Problem to work on:
The entries below are to be transcribed in full, without their images.

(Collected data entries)
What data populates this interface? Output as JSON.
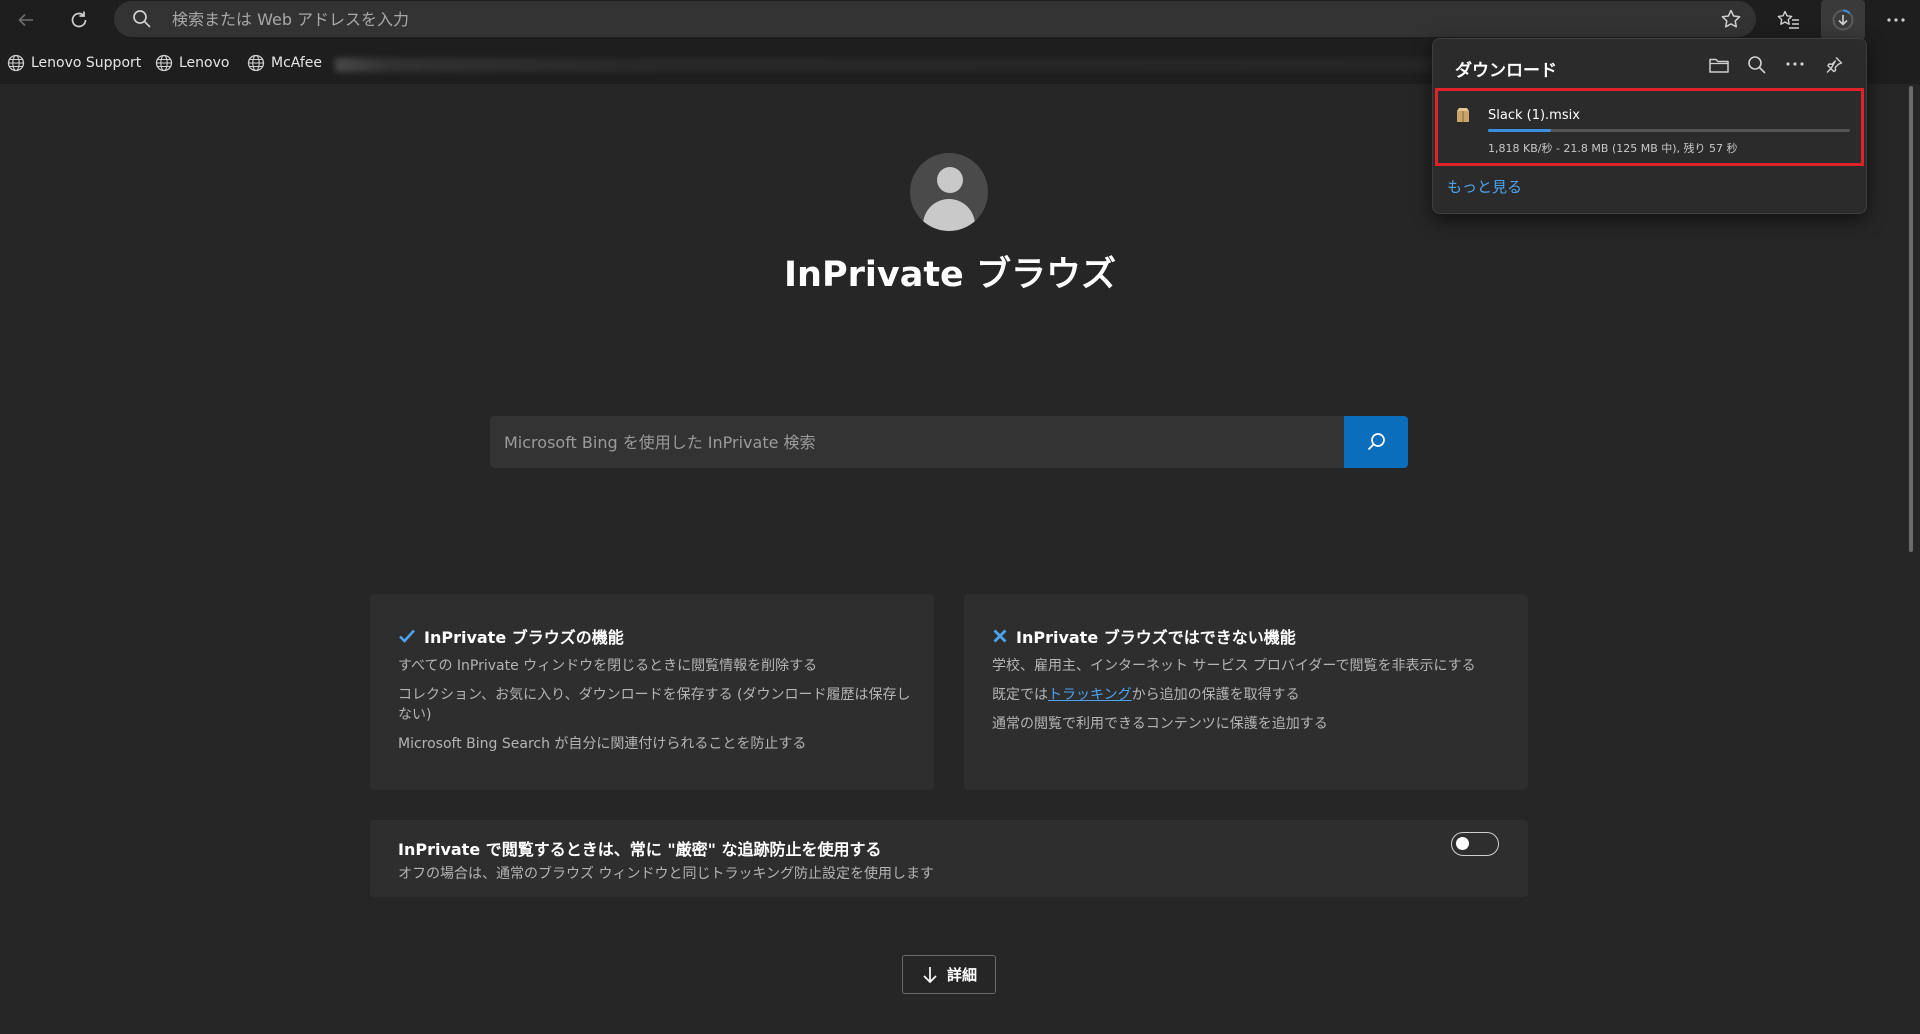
{
  "toolbar": {
    "address_placeholder": "検索または Web アドレスを入力"
  },
  "favorites": [
    {
      "label": "Lenovo Support"
    },
    {
      "label": "Lenovo"
    },
    {
      "label": "McAfee"
    }
  ],
  "main": {
    "title": "InPrivate ブラウズ",
    "search_placeholder": "Microsoft Bing を使用した InPrivate 検索",
    "features_card": {
      "title": "InPrivate ブラウズの機能",
      "lines": [
        "すべての InPrivate ウィンドウを閉じるときに閲覧情報を削除する",
        "コレクション、お気に入り、ダウンロードを保存する (ダウンロード履歴は保存しない)",
        "Microsoft Bing Search が自分に関連付けられることを防止する"
      ]
    },
    "limits_card": {
      "title": "InPrivate ブラウズではできない機能",
      "line1": "学校、雇用主、インターネット サービス プロバイダーで閲覧を非表示にする",
      "line2_prefix": "既定では",
      "line2_link": "トラッキング",
      "line2_suffix": "から追加の保護を取得する",
      "line3": "通常の閲覧で利用できるコンテンツに保護を追加する"
    },
    "strict_tracking": {
      "title": "InPrivate で閲覧するときは、常に \"厳密\" な追跡防止を使用する",
      "subtitle": "オフの場合は、通常のブラウズ ウィンドウと同じトラッキング防止設定を使用します",
      "enabled": false
    },
    "details_button": "詳細"
  },
  "downloads": {
    "title": "ダウンロード",
    "item": {
      "filename": "Slack (1).msix",
      "status": "1,818 KB/秒 - 21.8 MB (125 MB 中), 残り 57 秒",
      "progress_fraction": 0.174
    },
    "more_link": "もっと見る"
  },
  "colors": {
    "accent": "#0a6ebd",
    "link": "#4ea3f1",
    "highlight_border": "#e0232b",
    "page_bg": "#262626",
    "card_bg": "#2e2e2e"
  }
}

Completed exercise:
What data populates this interface? Output as JSON.
{
  "toolbar": {
    "address_placeholder": "検索または Web アドレスを入力"
  },
  "favorites": [
    {
      "label": "Lenovo Support"
    },
    {
      "label": "Lenovo"
    },
    {
      "label": "McAfee"
    }
  ],
  "main": {
    "title": "InPrivate ブラウズ",
    "search_placeholder": "Microsoft Bing を使用した InPrivate 検索",
    "features_card": {
      "title": "InPrivate ブラウズの機能",
      "lines": [
        "すべての InPrivate ウィンドウを閉じるときに閲覧情報を削除する",
        "コレクション、お気に入り、ダウンロードを保存する (ダウンロード履歴は保存しない)",
        "Microsoft Bing Search が自分に関連付けられることを防止する"
      ]
    },
    "limits_card": {
      "title": "InPrivate ブラウズではできない機能",
      "line1": "学校、雇用主、インターネット サービス プロバイダーで閲覧を非表示にする",
      "line2_prefix": "既定では",
      "line2_link": "トラッキング",
      "line2_suffix": "から追加の保護を取得する",
      "line3": "通常の閲覧で利用できるコンテンツに保護を追加する"
    },
    "strict_tracking": {
      "title": "InPrivate で閲覧するときは、常に \"厳密\" な追跡防止を使用する",
      "subtitle": "オフの場合は、通常のブラウズ ウィンドウと同じトラッキング防止設定を使用します",
      "enabled": false
    },
    "details_button": "詳細"
  },
  "downloads": {
    "title": "ダウンロード",
    "item": {
      "filename": "Slack (1).msix",
      "status": "1,818 KB/秒 - 21.8 MB (125 MB 中), 残り 57 秒",
      "progress_fraction": 0.174
    },
    "more_link": "もっと見る"
  },
  "colors": {
    "accent": "#0a6ebd",
    "link": "#4ea3f1",
    "highlight_border": "#e0232b",
    "page_bg": "#262626",
    "card_bg": "#2e2e2e"
  }
}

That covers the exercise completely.